> _PROBLEM TO WORK ON_: In the entries that follow, how many lines contain the word "Servers"? Answer with the number only.

##########

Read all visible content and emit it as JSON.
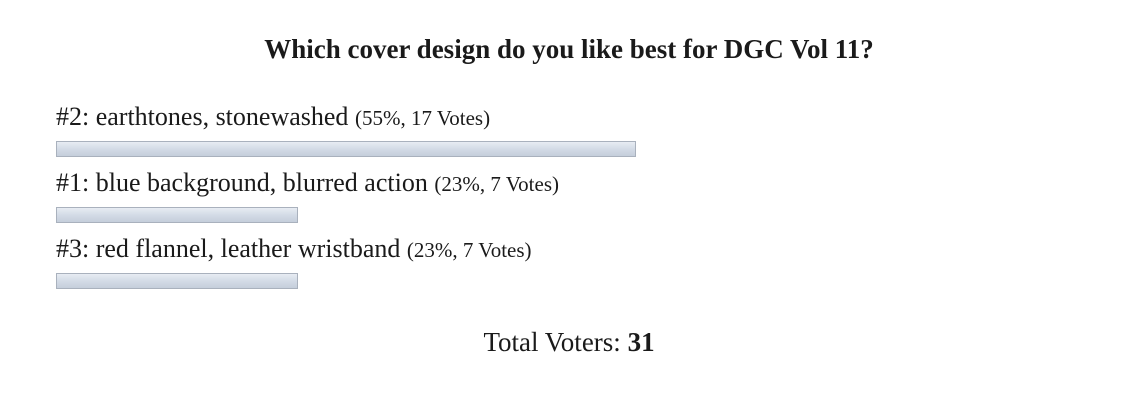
{
  "poll": {
    "question": "Which cover design do you like best for DGC Vol 11?",
    "answers": [
      {
        "label": "#2: earthtones, stonewashed",
        "percent_text": "55%",
        "votes_text": "17 Votes",
        "fraction": 0.55
      },
      {
        "label": "#1: blue background, blurred action",
        "percent_text": "23%",
        "votes_text": "7 Votes",
        "fraction": 0.23
      },
      {
        "label": "#3: red flannel, leather wristband",
        "percent_text": "23%",
        "votes_text": "7 Votes",
        "fraction": 0.23
      }
    ],
    "total_label": "Total Voters:",
    "total_value": "31",
    "bar_color": "#d3dbe6"
  }
}
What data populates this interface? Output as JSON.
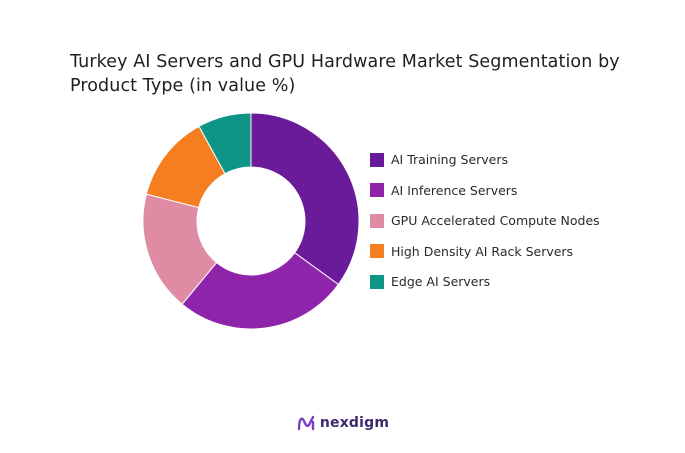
{
  "chart_data": {
    "type": "pie",
    "variant": "donut",
    "title": "Turkey AI Servers and GPU Hardware Market Segmentation by Product Type (in value %)",
    "title_lines": [
      "Turkey AI Servers and GPU Hardware Market Segmentation by",
      "Product Type (in value %)"
    ],
    "legend_position": "right",
    "slices": [
      {
        "label": "AI Training Servers",
        "value": 35,
        "color": "#6a1b9a"
      },
      {
        "label": "AI Inference Servers",
        "value": 26,
        "color": "#8e24aa"
      },
      {
        "label": "GPU Accelerated Compute Nodes",
        "value": 18,
        "color": "#e08ba4"
      },
      {
        "label": "High Density AI Rack Servers",
        "value": 13,
        "color": "#f57f20"
      },
      {
        "label": "Edge AI Servers",
        "value": 8,
        "color": "#0f9488"
      }
    ]
  },
  "brand": {
    "name": "nexdigm",
    "logo_icon": "nexdigm-logo-icon",
    "logo_color": "#7b3fc4"
  }
}
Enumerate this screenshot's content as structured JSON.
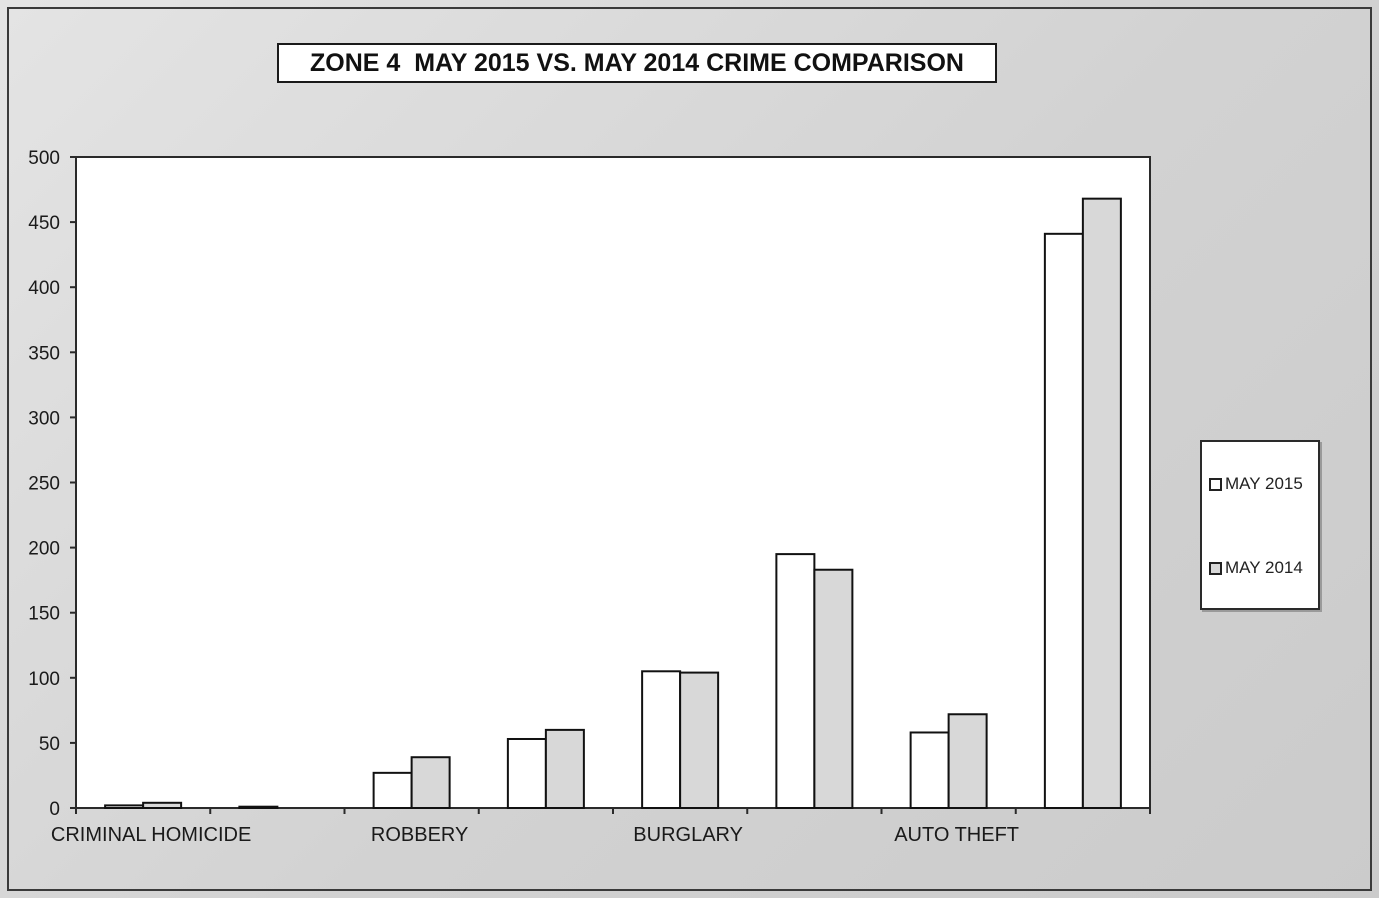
{
  "chart_data": {
    "type": "bar",
    "title": "ZONE 4  MAY 2015 VS. MAY 2014 CRIME COMPARISON",
    "xlabel": "",
    "ylabel": "",
    "ylim": [
      0,
      500
    ],
    "yticks": [
      "0",
      "50",
      "100",
      "150",
      "200",
      "250",
      "300",
      "350",
      "400",
      "450",
      "500"
    ],
    "grid": false,
    "legend_position": "right",
    "categories": [
      {
        "label": "CRIMINAL HOMICIDE"
      },
      {
        "label": ""
      },
      {
        "label": "ROBBERY"
      },
      {
        "label": ""
      },
      {
        "label": "BURGLARY"
      },
      {
        "label": ""
      },
      {
        "label": "AUTO THEFT"
      },
      {
        "label": ""
      }
    ],
    "series": [
      {
        "name": "MAY 2015",
        "color": "#ffffff",
        "values": [
          2,
          1,
          27,
          53,
          105,
          195,
          58,
          441
        ]
      },
      {
        "name": "MAY 2014",
        "color": "#d8d8d8",
        "values": [
          4,
          0,
          39,
          60,
          104,
          183,
          72,
          468
        ]
      }
    ]
  }
}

##########

> _RESPONSE TO THE TASK_: 6